--- RECORDS SUPPLIED ---

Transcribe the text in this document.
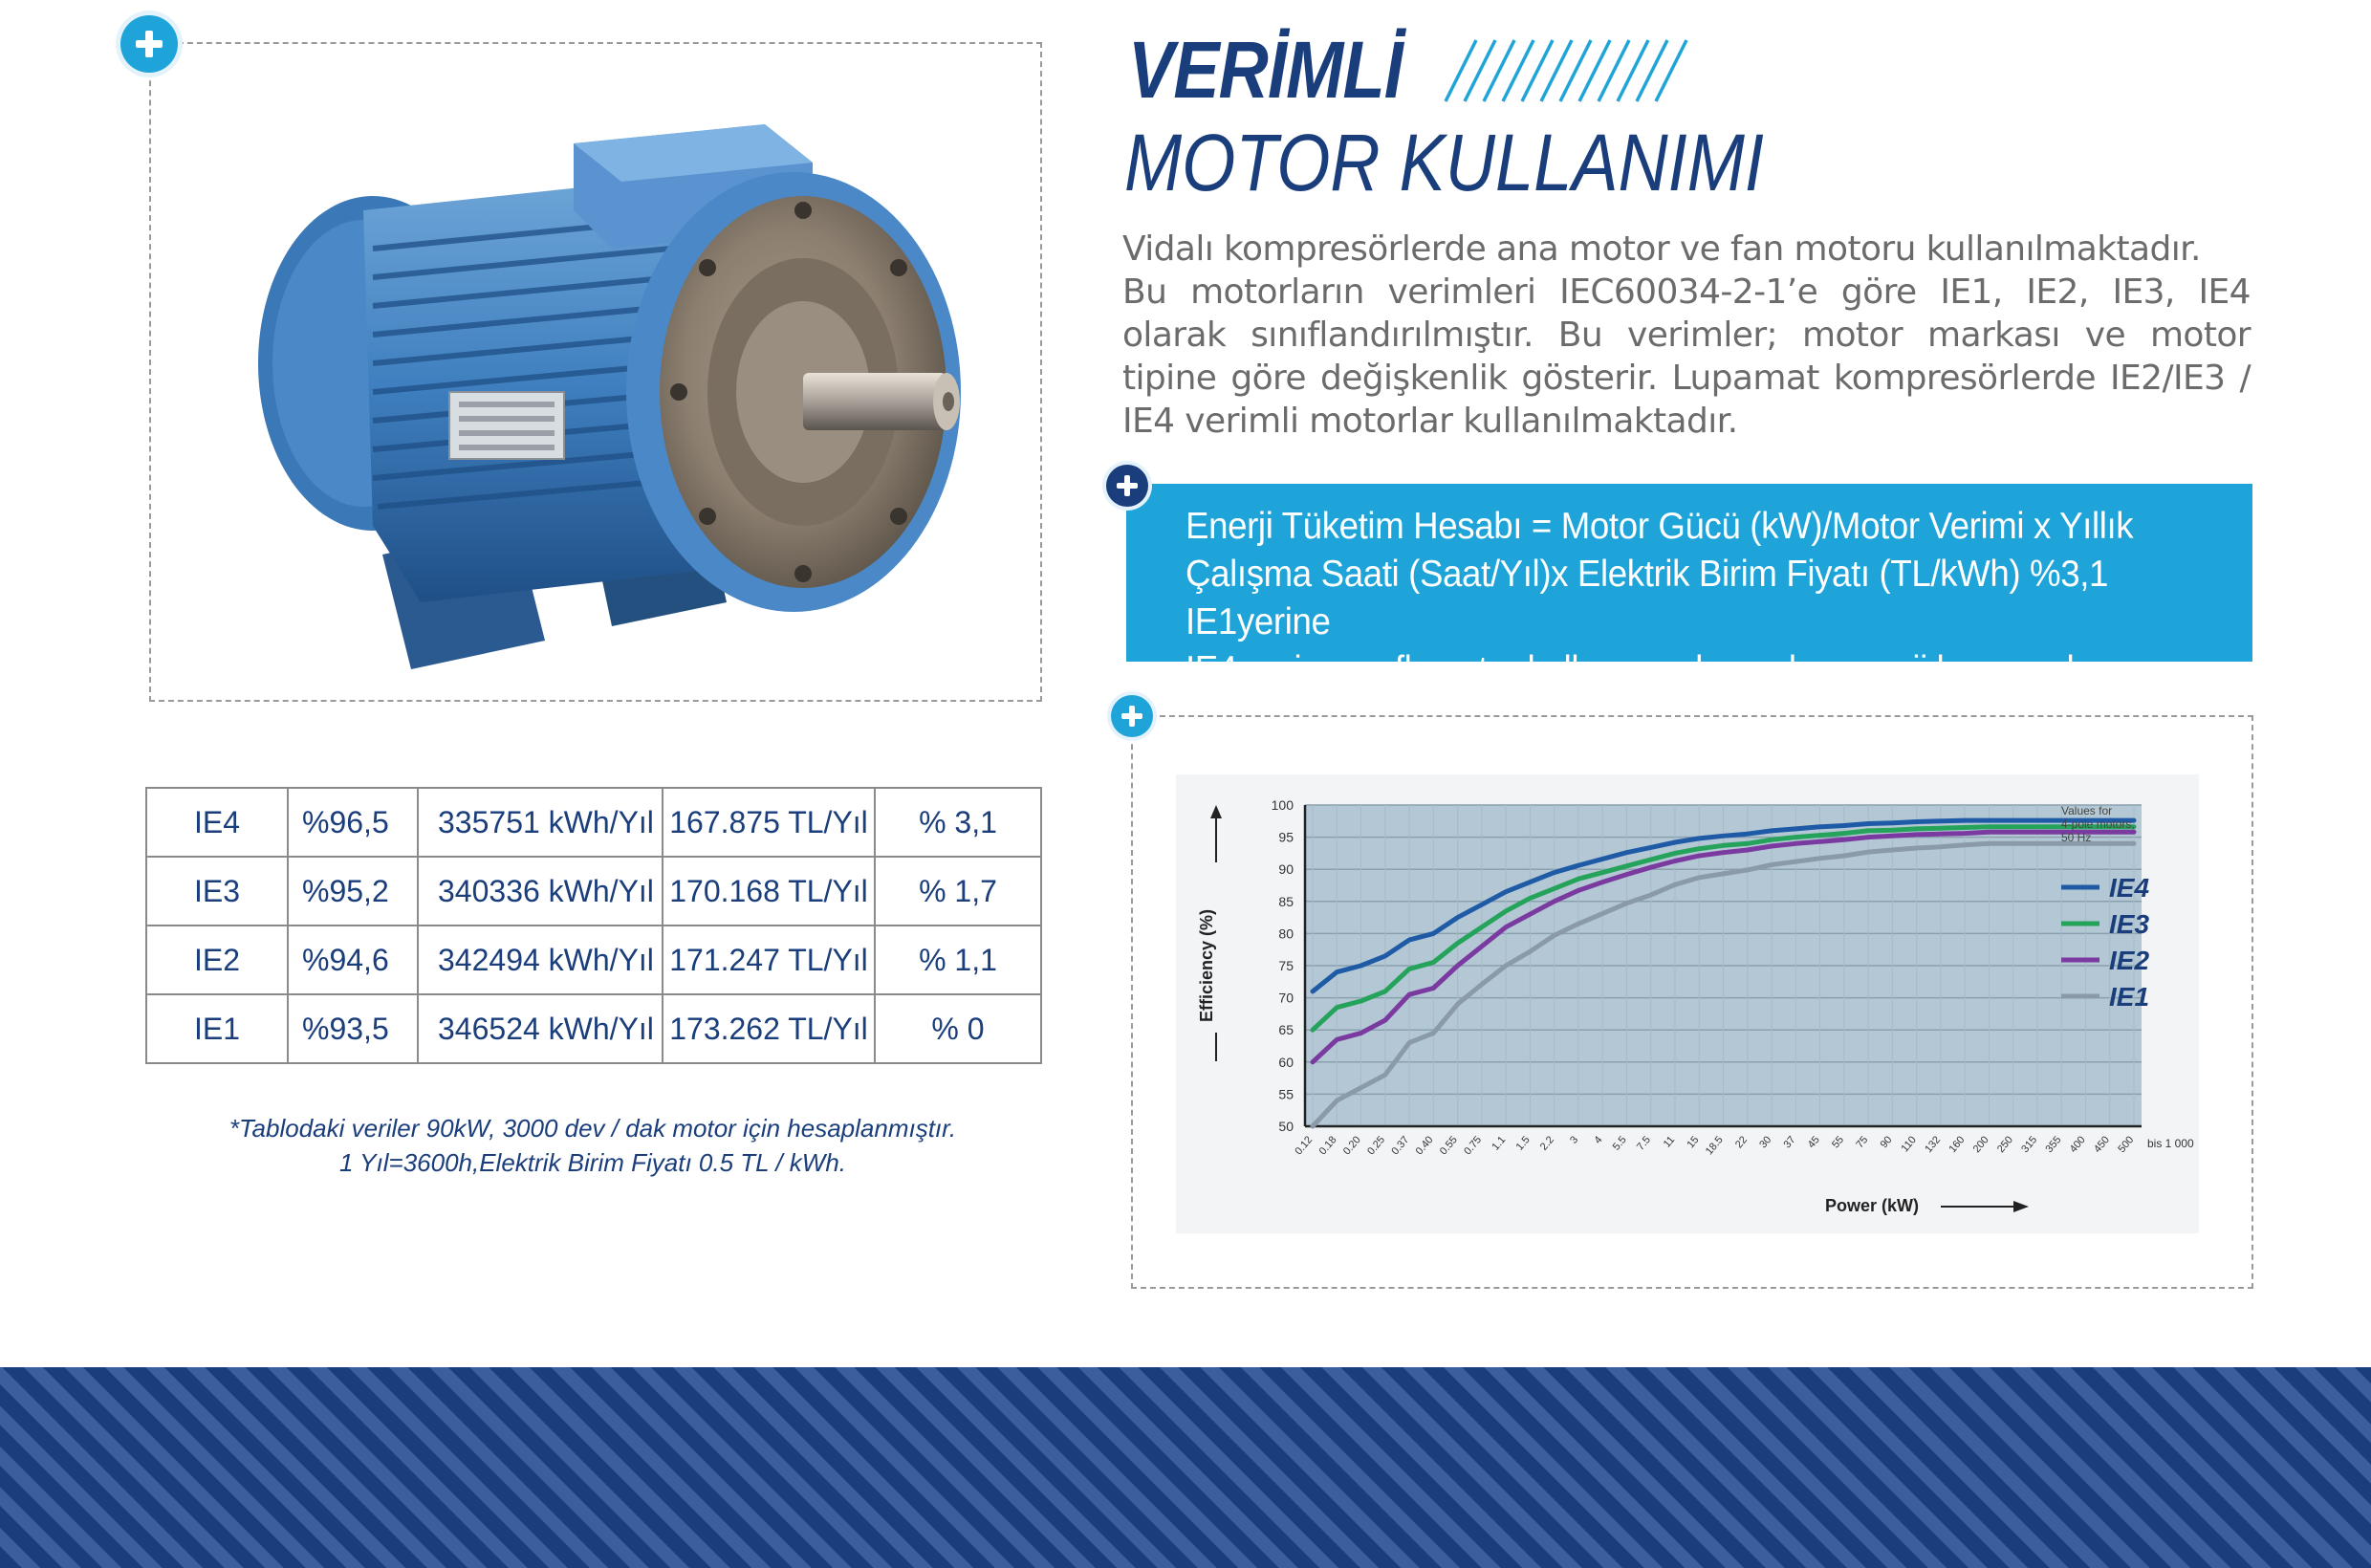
VERİMLİ
MOTOR KULLANIMI

Vidalı kompresörlerde ana motor ve fan motoru kullanılmaktadır.

Bu motorların verimleri IEC60034-2-1’e göre IE1, IE2, IE3, IE4 olarak sınıflandırılmıştır. Bu verimler; motor markası ve motor tipine göre değişkenlik gösterir. Lupamat kompresörlerde IE2/IE3 / IE4 verimli motorlar kullanılmaktadır.

Enerji Tüketim Hesabı = Motor Gücü (kW)/Motor Verimi x Yıllık
Çalışma Saati (Saat/Yıl)x Elektrik Birim Fiyatı (TL/kWh) %3,1 IE1yerine
IE4 verim sınıflı motor kullanımından gelen enerji kazancıdır.
IE4	%96,5	335751 kWh/Yıl	167.875 TL/Yıl	% 3,1
IE3	%95,2	340336 kWh/Yıl	170.168 TL/Yıl	% 1,7
IE2	%94,6	342494 kWh/Yıl	171.247 TL/Yıl	% 1,1
IE1	%93,5	346524 kWh/Yıl	173.262 TL/Yıl	% 0
*Tablodaki veriler 90kW, 3000 dev / dak motor için hesaplanmıştır.
1 Yıl=3600h,Elektrik Birim Fiyatı 0.5 TL / kWh.
50
55
60
65
70
75
80
85
90
95
100
0.12 0.18 0.20 0.25 0.37 0.40 0.55 0.75 1.1 1.5 2.2 3 4 5.5 7.5 11 15 18.5 22 30 37 45 55 75 90 110 132 160 200 250 315 355 400 450 500 bis 1 000
Efficiency (%)
Power (kW)
Values for
4-pole motors,
50 Hz
IE4
IE3
IE2
IE1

---

WRITTEN INSTRUCTION: Reproduce every line of the material precisely, omitting its pictures.

EXERCISE RESPONSE:
Transcribe the text in this document.
VERİMLİ
MOTOR KULLANIMI

Vidalı kompresörlerde ana motor ve fan motoru kullanılmaktadır.

Bu motorların verimleri IEC60034-2-1’e göre IE1, IE2, IE3, IE4 olarak sınıflandırılmıştır. Bu verimler; motor markası ve motor tipine göre değişkenlik gösterir. Lupamat kompresörlerde IE2/IE3 / IE4 verimli motorlar kullanılmaktadır.

Enerji Tüketim Hesabı = Motor Gücü (kW)/Motor Verimi x Yıllık
Çalışma Saati (Saat/Yıl)x Elektrik Birim Fiyatı (TL/kWh) %3,1 IE1yerine
IE4 verim sınıflı motor kullanımından gelen enerji kazancıdır.
IE4	%96,5	335751 kWh/Yıl	167.875 TL/Yıl	% 3,1
IE3	%95,2	340336 kWh/Yıl	170.168 TL/Yıl	% 1,7
IE2	%94,6	342494 kWh/Yıl	171.247 TL/Yıl	% 1,1
IE1	%93,5	346524 kWh/Yıl	173.262 TL/Yıl	% 0
*Tablodaki veriler 90kW, 3000 dev / dak motor için hesaplanmıştır.
1 Yıl=3600h,Elektrik Birim Fiyatı 0.5 TL / kWh.
50
55
60
65
70
75
80
85
90
95
100
0.12 0.18 0.20 0.25 0.37 0.40 0.55 0.75 1.1 1.5 2.2 3 4 5.5 7.5 11 15 18.5 22 30 37 45 55 75 90 110 132 160 200 250 315 355 400 450 500 bis 1 000
Efficiency (%)
Power (kW)
Values for
4-pole motors,
50 Hz
IE4
IE3
IE2
IE1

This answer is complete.